◆ DIRECTIVE
Provide only the number of lines in the records below that include "output".

Collected data:
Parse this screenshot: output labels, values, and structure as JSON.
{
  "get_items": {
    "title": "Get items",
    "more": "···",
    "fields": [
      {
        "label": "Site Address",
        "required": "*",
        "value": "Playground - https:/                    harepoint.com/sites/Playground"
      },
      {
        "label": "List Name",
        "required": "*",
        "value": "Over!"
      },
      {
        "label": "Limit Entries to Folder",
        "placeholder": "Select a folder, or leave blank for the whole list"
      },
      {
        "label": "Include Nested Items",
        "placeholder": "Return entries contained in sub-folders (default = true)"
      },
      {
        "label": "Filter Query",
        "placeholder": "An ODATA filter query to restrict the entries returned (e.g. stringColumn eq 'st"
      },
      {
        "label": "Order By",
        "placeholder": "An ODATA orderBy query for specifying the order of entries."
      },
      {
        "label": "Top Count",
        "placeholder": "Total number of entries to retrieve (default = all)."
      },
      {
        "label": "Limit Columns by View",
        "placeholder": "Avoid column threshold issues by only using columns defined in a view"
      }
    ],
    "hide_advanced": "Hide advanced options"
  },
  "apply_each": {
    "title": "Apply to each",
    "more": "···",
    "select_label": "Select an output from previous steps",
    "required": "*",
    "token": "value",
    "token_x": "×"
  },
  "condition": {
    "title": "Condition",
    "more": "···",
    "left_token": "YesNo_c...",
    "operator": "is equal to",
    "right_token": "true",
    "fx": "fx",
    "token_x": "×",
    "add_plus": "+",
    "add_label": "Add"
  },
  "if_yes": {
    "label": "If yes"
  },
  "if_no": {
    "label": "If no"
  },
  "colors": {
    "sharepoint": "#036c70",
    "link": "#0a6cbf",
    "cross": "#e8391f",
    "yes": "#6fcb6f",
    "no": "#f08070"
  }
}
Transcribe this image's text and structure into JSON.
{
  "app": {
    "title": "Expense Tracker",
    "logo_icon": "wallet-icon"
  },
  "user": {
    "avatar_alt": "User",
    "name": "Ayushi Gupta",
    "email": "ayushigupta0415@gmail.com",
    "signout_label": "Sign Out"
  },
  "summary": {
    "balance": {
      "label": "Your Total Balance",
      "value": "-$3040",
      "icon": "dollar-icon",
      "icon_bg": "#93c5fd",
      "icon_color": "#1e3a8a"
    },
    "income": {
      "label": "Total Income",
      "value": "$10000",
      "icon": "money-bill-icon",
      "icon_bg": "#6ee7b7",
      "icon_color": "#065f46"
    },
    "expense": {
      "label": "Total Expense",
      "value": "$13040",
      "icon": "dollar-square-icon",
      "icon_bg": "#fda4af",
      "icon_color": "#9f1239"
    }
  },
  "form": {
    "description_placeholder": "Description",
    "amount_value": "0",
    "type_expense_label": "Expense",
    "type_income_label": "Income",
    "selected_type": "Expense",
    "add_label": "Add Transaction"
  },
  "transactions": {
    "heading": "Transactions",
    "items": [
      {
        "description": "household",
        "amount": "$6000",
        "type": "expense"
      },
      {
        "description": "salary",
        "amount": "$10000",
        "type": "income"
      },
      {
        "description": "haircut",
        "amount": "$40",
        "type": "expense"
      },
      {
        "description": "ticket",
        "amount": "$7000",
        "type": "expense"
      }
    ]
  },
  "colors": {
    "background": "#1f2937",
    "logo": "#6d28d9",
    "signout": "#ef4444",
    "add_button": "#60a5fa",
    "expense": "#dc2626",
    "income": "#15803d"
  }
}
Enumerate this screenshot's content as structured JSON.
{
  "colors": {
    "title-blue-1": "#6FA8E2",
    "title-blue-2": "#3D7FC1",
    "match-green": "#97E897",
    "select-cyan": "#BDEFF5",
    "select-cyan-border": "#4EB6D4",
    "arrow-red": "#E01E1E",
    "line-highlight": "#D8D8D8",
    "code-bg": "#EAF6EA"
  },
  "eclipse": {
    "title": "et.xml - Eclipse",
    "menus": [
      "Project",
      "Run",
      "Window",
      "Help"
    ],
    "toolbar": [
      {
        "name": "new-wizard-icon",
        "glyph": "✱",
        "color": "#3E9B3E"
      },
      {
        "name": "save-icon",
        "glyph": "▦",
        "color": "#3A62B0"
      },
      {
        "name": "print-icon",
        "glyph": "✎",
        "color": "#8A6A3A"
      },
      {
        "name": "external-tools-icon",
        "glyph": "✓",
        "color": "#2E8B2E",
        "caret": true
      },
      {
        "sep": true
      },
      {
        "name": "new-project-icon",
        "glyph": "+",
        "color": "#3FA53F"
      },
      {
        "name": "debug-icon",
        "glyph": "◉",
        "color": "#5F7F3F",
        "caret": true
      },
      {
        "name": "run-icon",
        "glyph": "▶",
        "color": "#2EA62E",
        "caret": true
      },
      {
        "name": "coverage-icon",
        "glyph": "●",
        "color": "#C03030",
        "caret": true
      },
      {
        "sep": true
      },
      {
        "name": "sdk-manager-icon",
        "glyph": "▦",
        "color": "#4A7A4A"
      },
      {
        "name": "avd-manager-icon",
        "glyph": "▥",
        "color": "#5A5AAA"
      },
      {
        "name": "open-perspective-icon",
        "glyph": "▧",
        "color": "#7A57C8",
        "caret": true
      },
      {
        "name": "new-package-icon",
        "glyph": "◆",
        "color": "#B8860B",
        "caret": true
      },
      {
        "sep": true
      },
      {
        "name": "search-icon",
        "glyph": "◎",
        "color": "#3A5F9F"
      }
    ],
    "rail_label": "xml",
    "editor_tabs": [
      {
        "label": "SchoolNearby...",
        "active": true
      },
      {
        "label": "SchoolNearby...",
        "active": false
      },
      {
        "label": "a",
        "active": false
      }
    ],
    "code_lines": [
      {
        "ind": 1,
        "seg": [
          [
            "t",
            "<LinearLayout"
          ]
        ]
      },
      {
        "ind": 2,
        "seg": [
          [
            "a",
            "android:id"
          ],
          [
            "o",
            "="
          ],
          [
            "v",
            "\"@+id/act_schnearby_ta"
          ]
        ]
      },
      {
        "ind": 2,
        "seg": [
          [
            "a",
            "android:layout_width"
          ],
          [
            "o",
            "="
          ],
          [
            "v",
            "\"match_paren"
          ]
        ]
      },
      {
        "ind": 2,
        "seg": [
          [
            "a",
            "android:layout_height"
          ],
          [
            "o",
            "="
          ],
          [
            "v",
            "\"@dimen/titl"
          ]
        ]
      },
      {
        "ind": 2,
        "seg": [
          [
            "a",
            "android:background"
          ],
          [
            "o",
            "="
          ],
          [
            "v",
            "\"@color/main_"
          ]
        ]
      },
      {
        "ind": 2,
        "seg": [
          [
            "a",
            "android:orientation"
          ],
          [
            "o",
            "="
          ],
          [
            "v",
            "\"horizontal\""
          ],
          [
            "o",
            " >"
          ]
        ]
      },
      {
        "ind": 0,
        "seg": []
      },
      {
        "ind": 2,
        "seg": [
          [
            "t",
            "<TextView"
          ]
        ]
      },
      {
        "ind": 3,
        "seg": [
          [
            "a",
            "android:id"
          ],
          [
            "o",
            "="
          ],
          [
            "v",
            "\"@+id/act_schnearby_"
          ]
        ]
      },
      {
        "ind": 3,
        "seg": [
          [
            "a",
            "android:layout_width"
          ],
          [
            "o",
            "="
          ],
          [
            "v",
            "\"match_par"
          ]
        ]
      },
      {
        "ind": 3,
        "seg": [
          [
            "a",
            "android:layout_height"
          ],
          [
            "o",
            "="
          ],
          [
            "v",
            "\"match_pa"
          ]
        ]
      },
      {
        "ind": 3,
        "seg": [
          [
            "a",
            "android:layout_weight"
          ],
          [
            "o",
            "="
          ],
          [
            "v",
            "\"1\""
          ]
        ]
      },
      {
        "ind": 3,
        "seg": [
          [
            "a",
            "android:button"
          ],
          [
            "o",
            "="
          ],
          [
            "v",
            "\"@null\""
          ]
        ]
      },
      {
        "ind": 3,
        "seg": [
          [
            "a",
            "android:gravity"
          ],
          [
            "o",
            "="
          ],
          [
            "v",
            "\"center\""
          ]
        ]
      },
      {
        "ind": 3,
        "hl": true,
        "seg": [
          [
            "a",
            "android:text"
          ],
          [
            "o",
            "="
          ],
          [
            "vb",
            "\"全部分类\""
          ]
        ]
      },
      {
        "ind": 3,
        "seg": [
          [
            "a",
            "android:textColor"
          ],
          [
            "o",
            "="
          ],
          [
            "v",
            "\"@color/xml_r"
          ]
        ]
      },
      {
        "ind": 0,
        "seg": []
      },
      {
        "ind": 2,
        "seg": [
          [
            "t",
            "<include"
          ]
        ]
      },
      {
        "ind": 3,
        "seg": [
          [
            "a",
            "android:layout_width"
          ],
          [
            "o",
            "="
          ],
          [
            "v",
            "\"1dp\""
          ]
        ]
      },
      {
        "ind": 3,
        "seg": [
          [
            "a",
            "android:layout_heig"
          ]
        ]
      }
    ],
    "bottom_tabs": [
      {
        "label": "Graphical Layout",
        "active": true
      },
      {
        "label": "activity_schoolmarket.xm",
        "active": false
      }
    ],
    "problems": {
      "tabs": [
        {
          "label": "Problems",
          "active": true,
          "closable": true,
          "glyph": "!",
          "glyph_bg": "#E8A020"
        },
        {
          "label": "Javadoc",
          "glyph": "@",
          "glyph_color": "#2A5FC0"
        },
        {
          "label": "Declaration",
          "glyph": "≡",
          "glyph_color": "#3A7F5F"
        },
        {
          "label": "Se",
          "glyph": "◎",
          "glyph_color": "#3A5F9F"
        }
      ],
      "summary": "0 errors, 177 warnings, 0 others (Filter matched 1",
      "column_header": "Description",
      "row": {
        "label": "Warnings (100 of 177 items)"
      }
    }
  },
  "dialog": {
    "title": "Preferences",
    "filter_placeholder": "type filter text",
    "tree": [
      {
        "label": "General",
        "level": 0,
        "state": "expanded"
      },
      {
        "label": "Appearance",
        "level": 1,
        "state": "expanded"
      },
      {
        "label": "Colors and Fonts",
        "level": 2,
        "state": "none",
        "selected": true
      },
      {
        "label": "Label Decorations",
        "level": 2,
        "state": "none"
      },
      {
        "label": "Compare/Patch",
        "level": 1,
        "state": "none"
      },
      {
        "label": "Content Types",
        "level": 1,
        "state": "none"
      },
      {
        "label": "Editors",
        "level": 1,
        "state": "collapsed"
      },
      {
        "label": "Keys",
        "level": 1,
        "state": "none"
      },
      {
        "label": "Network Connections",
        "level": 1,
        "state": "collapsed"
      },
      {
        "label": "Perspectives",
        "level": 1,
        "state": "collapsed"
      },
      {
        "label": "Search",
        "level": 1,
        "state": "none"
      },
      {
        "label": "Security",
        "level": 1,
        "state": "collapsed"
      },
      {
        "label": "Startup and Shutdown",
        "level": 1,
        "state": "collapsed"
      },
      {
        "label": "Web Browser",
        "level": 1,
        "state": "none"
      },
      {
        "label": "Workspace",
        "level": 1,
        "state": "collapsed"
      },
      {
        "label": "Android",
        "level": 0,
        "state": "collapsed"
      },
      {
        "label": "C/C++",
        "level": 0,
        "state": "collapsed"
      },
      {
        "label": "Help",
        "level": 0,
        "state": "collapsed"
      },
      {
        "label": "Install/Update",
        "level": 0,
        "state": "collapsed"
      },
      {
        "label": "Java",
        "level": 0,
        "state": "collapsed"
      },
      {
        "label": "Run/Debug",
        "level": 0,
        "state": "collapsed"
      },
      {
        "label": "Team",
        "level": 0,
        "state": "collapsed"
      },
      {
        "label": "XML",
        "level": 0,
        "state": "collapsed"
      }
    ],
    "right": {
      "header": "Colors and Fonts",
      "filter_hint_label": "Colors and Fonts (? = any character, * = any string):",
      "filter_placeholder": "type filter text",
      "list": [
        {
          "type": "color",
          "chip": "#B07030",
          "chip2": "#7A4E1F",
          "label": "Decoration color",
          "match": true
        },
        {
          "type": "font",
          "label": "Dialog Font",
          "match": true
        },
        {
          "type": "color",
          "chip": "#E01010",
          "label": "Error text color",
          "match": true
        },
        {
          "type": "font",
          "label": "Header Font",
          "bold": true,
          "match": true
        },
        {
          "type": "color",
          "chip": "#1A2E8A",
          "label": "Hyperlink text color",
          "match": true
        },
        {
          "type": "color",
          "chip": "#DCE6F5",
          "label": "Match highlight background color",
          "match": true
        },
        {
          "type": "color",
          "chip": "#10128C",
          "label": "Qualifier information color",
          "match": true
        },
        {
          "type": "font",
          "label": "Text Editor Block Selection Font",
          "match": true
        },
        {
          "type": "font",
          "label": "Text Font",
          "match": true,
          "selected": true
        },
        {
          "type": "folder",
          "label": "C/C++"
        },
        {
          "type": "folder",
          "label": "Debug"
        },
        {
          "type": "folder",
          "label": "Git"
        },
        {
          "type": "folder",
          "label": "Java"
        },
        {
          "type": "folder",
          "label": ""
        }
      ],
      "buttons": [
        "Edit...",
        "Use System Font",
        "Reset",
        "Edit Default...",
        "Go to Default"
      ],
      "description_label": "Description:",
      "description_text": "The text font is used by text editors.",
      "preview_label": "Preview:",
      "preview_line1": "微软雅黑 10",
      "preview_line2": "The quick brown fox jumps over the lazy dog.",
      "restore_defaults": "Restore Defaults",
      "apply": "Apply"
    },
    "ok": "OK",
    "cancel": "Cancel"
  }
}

◆ EXPECTED ANSWER
2